> **AIM OF THE TASK**
Determine how many lines contain the string "diagn". Respond with that number and nothing more.

> **STORED DATA**

»»

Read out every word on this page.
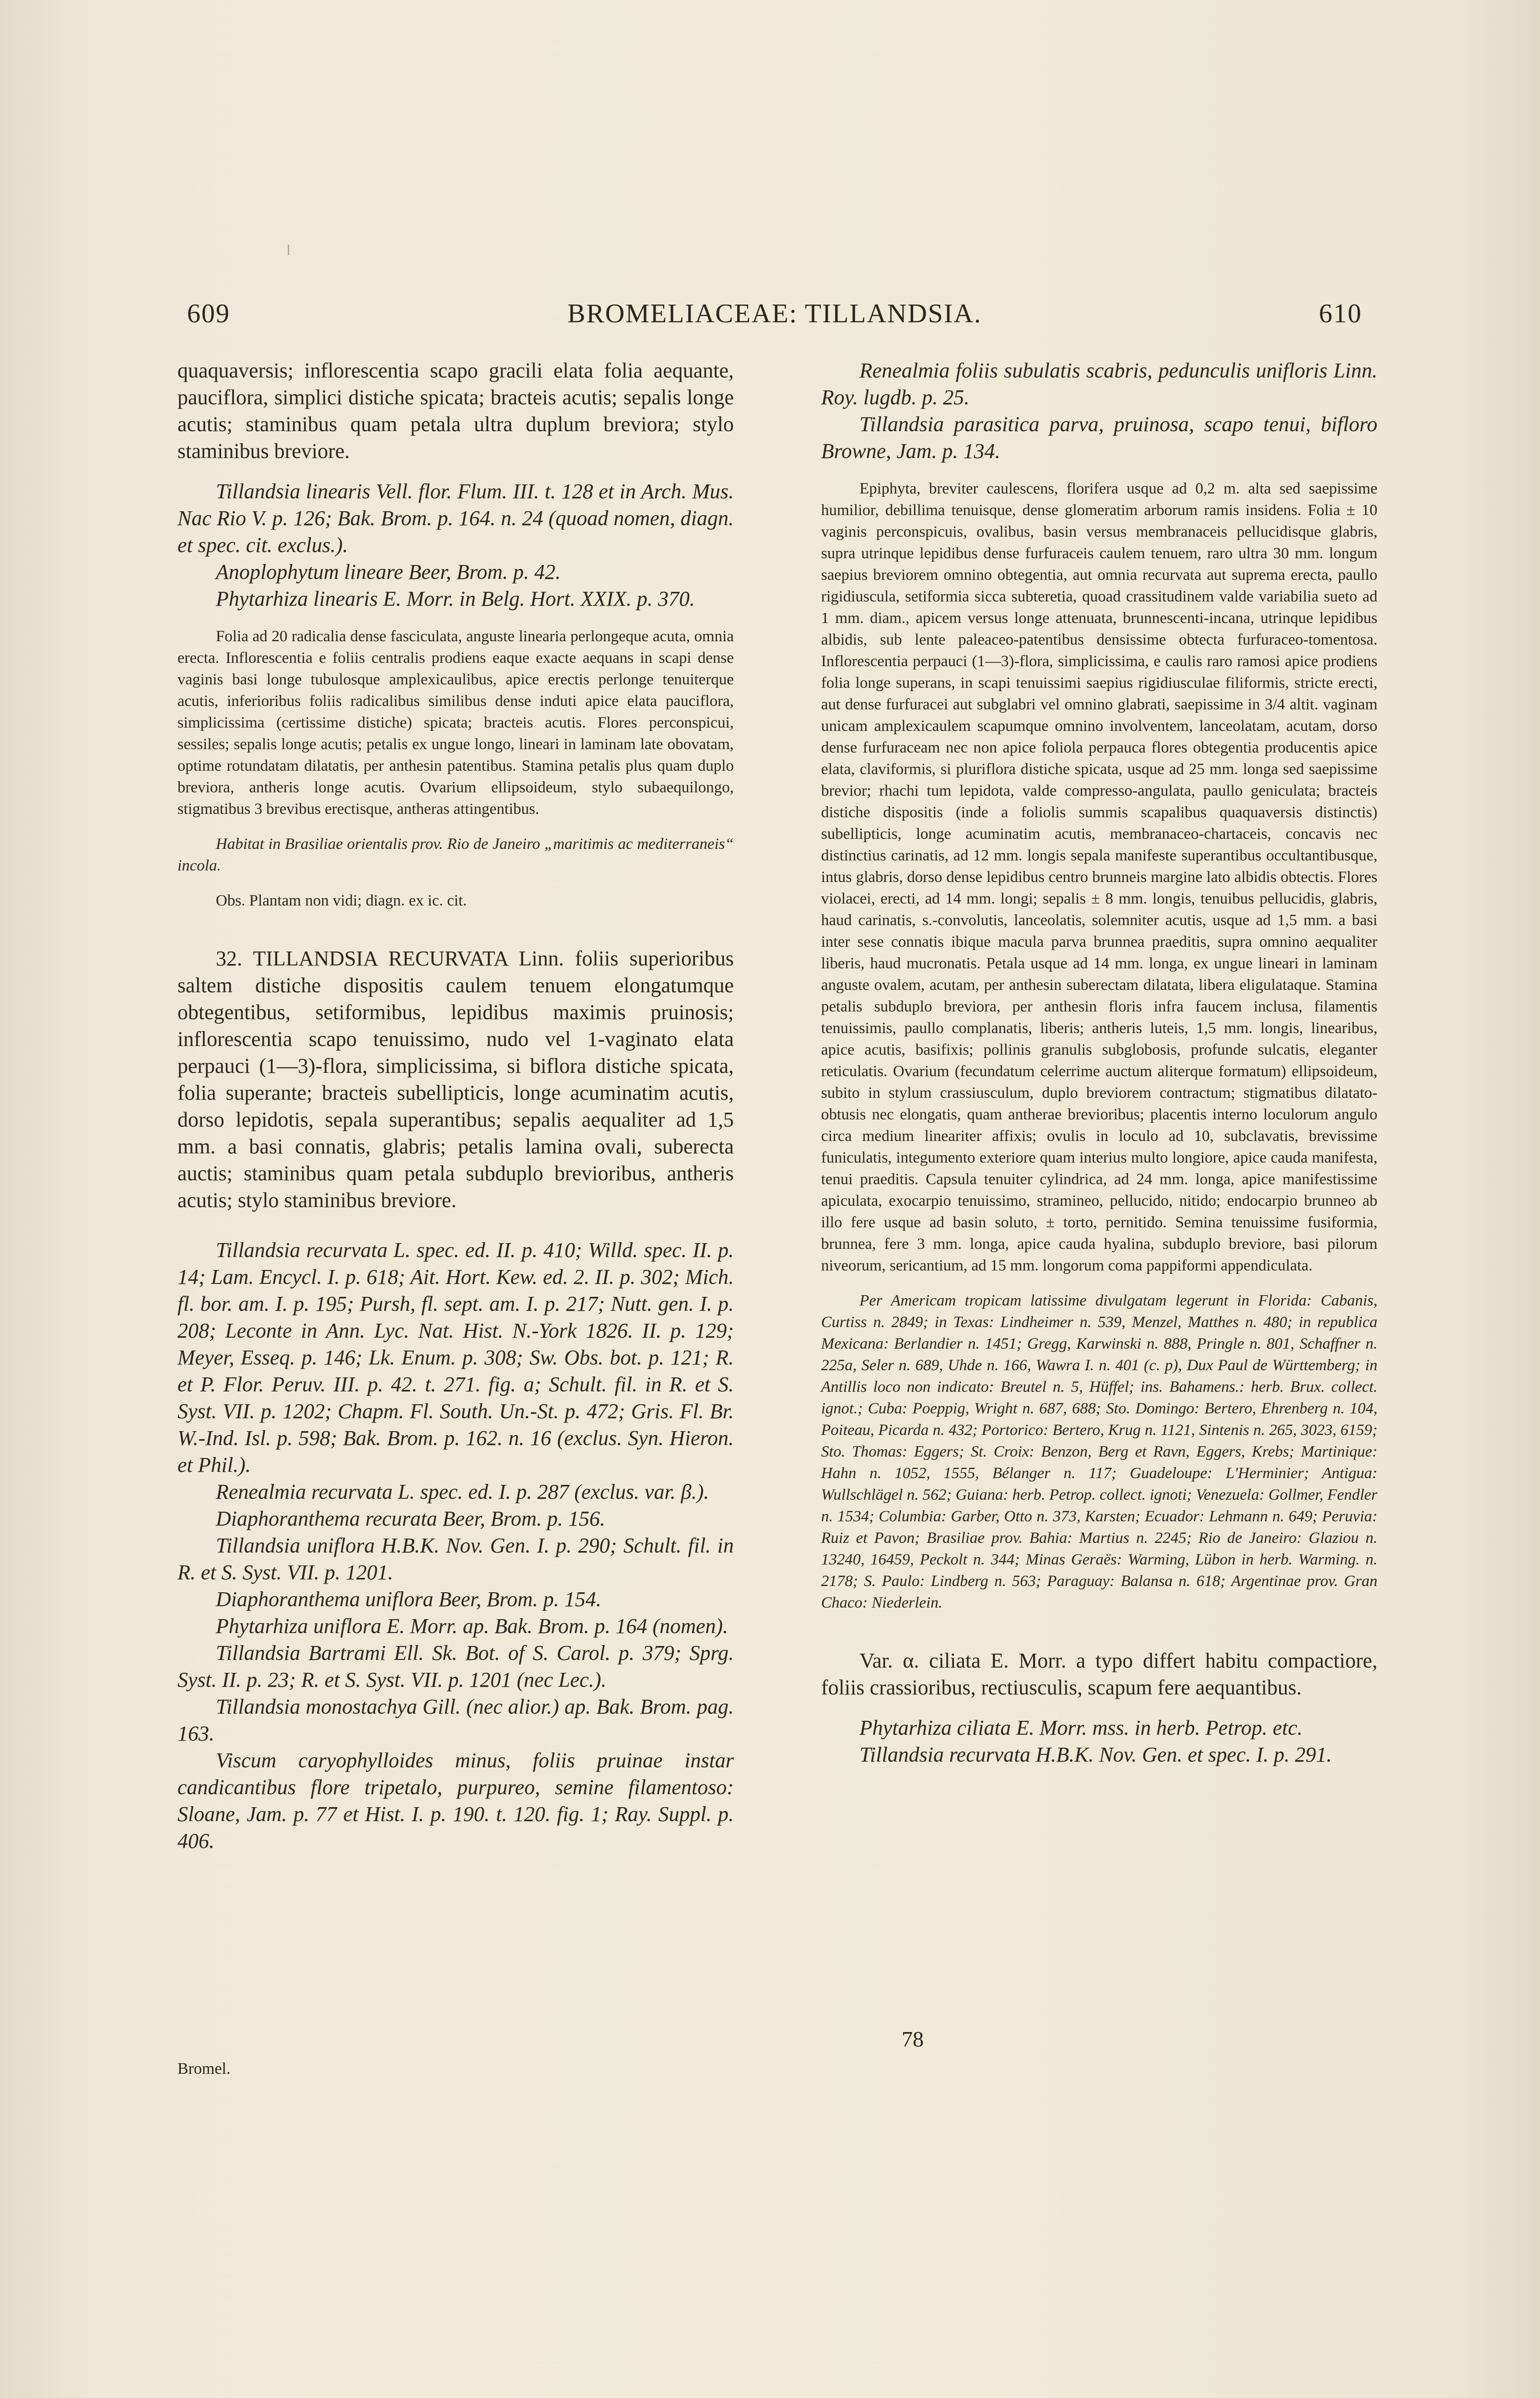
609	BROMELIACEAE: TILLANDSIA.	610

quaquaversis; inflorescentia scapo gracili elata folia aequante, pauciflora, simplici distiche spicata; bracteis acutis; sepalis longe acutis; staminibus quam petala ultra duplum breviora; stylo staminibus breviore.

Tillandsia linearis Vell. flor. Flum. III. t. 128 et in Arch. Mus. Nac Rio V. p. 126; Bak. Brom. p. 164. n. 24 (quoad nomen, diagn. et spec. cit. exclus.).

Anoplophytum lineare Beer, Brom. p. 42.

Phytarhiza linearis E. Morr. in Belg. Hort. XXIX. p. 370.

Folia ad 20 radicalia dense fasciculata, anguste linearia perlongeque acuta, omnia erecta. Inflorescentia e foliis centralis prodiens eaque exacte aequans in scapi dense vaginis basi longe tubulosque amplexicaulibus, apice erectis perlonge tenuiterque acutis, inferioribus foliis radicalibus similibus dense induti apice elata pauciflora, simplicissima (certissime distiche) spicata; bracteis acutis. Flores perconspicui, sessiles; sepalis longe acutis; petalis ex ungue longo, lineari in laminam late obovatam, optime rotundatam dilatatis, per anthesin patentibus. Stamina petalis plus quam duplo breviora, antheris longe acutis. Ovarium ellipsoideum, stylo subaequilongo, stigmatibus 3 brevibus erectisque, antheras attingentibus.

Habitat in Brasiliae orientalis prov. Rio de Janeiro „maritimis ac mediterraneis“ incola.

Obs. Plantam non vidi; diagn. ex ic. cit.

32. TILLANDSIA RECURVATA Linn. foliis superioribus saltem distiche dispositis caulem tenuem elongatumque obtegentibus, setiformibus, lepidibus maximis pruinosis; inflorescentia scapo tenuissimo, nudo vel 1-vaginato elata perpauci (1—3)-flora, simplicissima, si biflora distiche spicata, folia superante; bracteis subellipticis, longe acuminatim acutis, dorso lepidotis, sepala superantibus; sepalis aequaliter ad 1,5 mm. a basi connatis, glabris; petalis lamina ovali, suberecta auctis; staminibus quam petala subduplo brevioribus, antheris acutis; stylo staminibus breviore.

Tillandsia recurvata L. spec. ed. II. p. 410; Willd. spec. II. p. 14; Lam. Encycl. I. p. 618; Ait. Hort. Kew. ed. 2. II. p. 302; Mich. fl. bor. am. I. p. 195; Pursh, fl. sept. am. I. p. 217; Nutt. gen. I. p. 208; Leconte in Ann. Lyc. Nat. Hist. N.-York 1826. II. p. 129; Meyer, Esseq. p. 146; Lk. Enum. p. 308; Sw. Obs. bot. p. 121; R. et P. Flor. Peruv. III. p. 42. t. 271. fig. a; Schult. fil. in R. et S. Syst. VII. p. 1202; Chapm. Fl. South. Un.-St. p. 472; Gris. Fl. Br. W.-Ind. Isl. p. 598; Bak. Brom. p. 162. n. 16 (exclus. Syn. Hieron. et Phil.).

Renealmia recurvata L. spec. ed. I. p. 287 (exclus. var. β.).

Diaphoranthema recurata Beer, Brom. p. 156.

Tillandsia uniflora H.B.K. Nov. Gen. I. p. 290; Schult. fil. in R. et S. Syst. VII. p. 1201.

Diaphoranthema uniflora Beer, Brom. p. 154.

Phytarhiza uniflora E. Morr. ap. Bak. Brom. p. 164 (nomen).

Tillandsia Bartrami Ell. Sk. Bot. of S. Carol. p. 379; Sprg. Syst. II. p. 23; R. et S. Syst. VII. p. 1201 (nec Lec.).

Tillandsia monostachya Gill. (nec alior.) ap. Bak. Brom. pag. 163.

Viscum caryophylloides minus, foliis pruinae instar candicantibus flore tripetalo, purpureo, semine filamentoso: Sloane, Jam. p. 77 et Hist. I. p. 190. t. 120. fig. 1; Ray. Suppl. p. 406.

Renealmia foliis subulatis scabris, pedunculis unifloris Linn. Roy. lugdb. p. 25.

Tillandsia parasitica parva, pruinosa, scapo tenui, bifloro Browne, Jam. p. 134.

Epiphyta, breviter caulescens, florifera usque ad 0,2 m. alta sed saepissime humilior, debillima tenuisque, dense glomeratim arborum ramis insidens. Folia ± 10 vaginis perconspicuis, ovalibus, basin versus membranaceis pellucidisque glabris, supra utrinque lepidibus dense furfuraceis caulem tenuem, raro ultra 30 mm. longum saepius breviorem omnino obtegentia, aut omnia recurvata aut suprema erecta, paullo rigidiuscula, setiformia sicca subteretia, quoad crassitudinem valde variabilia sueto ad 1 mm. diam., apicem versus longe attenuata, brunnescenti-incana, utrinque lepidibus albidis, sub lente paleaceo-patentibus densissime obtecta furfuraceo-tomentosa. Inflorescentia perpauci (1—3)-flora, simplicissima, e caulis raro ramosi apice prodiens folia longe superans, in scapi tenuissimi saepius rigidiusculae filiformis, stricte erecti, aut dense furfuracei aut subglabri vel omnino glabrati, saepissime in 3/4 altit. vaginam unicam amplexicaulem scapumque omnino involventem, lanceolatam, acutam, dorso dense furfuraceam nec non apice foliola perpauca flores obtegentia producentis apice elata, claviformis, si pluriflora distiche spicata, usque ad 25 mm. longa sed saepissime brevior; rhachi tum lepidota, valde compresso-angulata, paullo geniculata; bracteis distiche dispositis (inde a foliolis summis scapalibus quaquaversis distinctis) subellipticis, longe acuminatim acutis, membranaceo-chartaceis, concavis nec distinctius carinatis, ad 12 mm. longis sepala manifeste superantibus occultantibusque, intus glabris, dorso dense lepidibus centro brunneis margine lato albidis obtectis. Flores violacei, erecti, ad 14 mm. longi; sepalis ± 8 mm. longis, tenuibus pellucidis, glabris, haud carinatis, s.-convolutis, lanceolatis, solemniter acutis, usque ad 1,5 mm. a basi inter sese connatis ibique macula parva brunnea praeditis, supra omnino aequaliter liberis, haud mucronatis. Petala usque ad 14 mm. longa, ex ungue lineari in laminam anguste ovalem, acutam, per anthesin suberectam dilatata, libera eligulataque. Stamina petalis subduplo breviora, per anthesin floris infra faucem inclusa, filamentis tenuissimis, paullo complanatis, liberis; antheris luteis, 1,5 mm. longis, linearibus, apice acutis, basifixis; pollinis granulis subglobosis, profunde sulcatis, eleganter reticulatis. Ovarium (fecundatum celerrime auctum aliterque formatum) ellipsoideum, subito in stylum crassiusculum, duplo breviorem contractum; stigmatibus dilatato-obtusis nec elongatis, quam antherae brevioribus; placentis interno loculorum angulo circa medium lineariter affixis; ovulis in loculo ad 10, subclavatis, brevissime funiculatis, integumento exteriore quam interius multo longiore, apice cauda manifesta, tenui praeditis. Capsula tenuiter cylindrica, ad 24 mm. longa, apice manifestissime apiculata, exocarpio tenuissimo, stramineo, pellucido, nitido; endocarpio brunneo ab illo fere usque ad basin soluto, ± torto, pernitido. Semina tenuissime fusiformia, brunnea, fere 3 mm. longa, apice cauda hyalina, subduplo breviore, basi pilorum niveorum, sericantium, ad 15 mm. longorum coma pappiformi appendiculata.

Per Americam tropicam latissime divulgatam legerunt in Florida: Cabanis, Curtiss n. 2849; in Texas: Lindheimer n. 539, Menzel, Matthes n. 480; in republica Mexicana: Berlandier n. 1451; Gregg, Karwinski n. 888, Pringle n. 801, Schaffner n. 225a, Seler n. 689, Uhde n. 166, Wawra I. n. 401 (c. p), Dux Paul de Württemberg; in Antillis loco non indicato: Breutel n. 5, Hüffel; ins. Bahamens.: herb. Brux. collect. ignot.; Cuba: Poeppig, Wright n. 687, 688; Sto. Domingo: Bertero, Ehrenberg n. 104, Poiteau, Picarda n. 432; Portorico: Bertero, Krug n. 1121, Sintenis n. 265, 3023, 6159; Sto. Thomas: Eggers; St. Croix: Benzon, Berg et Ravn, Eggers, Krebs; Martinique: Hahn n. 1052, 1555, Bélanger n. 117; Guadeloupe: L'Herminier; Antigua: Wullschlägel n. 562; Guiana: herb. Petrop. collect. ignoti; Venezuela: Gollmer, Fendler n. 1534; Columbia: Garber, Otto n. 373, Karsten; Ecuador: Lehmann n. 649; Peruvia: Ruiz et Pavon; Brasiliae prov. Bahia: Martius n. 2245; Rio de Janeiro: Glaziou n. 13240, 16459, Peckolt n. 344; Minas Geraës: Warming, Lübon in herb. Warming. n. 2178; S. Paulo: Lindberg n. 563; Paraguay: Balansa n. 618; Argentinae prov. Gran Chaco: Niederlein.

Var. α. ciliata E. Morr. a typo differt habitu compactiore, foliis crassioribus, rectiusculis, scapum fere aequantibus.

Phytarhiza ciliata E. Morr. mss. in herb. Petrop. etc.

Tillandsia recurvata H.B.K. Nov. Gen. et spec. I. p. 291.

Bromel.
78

««

> **IN RESPONSE**
2